**GIVEN PROBLEM:** Print each line exactly as it is given.
========================================================================
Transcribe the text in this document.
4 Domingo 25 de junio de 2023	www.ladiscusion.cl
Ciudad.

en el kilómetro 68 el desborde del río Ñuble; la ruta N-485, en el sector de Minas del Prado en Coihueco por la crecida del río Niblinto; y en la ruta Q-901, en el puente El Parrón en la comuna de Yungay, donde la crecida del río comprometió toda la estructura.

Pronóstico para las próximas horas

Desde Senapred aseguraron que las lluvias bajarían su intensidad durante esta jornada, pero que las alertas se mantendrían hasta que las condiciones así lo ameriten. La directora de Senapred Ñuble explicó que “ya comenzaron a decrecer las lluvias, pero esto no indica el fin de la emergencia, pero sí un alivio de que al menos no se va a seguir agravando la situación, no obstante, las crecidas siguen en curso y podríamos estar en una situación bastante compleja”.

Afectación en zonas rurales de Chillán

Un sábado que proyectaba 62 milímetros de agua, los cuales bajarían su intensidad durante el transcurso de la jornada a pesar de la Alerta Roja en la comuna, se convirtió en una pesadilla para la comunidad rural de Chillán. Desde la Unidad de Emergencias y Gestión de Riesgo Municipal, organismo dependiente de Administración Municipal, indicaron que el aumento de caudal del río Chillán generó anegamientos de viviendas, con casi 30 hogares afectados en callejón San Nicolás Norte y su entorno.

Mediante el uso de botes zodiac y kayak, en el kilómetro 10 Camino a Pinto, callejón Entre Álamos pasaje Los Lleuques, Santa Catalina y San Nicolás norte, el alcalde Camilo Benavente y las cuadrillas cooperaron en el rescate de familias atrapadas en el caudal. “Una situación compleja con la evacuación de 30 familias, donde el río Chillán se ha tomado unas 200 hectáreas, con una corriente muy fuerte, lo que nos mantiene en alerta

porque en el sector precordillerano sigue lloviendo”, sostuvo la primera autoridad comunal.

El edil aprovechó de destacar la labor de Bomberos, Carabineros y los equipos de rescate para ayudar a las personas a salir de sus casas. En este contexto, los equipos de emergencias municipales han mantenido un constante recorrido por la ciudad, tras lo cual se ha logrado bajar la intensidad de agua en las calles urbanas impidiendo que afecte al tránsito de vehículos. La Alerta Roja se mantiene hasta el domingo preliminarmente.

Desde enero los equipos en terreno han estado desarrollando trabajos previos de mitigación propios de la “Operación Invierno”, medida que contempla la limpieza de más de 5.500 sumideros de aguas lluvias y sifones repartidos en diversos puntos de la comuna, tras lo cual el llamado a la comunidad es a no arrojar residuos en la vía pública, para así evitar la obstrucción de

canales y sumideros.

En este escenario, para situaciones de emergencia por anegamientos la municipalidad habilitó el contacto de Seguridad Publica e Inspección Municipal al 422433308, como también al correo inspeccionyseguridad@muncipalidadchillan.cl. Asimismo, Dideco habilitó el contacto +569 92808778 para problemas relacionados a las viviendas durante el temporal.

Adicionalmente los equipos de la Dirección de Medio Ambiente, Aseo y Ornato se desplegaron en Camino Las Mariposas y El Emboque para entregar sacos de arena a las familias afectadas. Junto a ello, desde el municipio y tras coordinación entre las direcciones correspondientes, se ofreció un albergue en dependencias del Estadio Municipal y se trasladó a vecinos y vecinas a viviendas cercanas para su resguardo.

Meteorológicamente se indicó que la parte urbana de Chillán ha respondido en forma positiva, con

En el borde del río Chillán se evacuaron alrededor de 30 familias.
========================================================================
**RESPONSE TO THIS EXERCISE:**
Transcribe the text in this document.
4 Domingo 25 de junio de 2023	www.ladiscusion.cl
Ciudad.

en el kilómetro 68 el desborde del río Ñuble; la ruta N-485, en el sector de Minas del Prado en Coihueco por la crecida del río Niblinto; y en la ruta Q-901, en el puente El Parrón en la comuna de Yungay, donde la crecida del río comprometió toda la estructura.

Pronóstico para las próximas horas

Desde Senapred aseguraron que las lluvias bajarían su intensidad durante esta jornada, pero que las alertas se mantendrían hasta que las condiciones así lo ameriten. La directora de Senapred Ñuble explicó que “ya comenzaron a decrecer las lluvias, pero esto no indica el fin de la emergencia, pero sí un alivio de que al menos no se va a seguir agravando la situación, no obstante, las crecidas siguen en curso y podríamos estar en una situación bastante compleja”.

Afectación en zonas rurales de Chillán

Un sábado que proyectaba 62 milímetros de agua, los cuales bajarían su intensidad durante el transcurso de la jornada a pesar de la Alerta Roja en la comuna, se convirtió en una pesadilla para la comunidad rural de Chillán. Desde la Unidad de Emergencias y Gestión de Riesgo Municipal, organismo dependiente de Administración Municipal, indicaron que el aumento de caudal del río Chillán generó anegamientos de viviendas, con casi 30 hogares afectados en callejón San Nicolás Norte y su entorno.

Mediante el uso de botes zodiac y kayak, en el kilómetro 10 Camino a Pinto, callejón Entre Álamos pasaje Los Lleuques, Santa Catalina y San Nicolás norte, el alcalde Camilo Benavente y las cuadrillas cooperaron en el rescate de familias atrapadas en el caudal. “Una situación compleja con la evacuación de 30 familias, donde el río Chillán se ha tomado unas 200 hectáreas, con una corriente muy fuerte, lo que nos mantiene en alerta

porque en el sector precordillerano sigue lloviendo”, sostuvo la primera autoridad comunal.

El edil aprovechó de destacar la labor de Bomberos, Carabineros y los equipos de rescate para ayudar a las personas a salir de sus casas. En este contexto, los equipos de emergencias municipales han mantenido un constante recorrido por la ciudad, tras lo cual se ha logrado bajar la intensidad de agua en las calles urbanas impidiendo que afecte al tránsito de vehículos. La Alerta Roja se mantiene hasta el domingo preliminarmente.

Desde enero los equipos en terreno han estado desarrollando trabajos previos de mitigación propios de la “Operación Invierno”, medida que contempla la limpieza de más de 5.500 sumideros de aguas lluvias y sifones repartidos en diversos puntos de la comuna, tras lo cual el llamado a la comunidad es a no arrojar residuos en la vía pública, para así evitar la obstrucción de

canales y sumideros.

En este escenario, para situaciones de emergencia por anegamientos la municipalidad habilitó el contacto de Seguridad Publica e Inspección Municipal al 422433308, como también al correo inspeccionyseguridad@muncipalidadchillan.cl. Asimismo, Dideco habilitó el contacto +569 92808778 para problemas relacionados a las viviendas durante el temporal.

Adicionalmente los equipos de la Dirección de Medio Ambiente, Aseo y Ornato se desplegaron en Camino Las Mariposas y El Emboque para entregar sacos de arena a las familias afectadas. Junto a ello, desde el municipio y tras coordinación entre las direcciones correspondientes, se ofreció un albergue en dependencias del Estadio Municipal y se trasladó a vecinos y vecinas a viviendas cercanas para su resguardo.

Meteorológicamente se indicó que la parte urbana de Chillán ha respondido en forma positiva, con

En el borde del río Chillán se evacuaron alrededor de 30 familias.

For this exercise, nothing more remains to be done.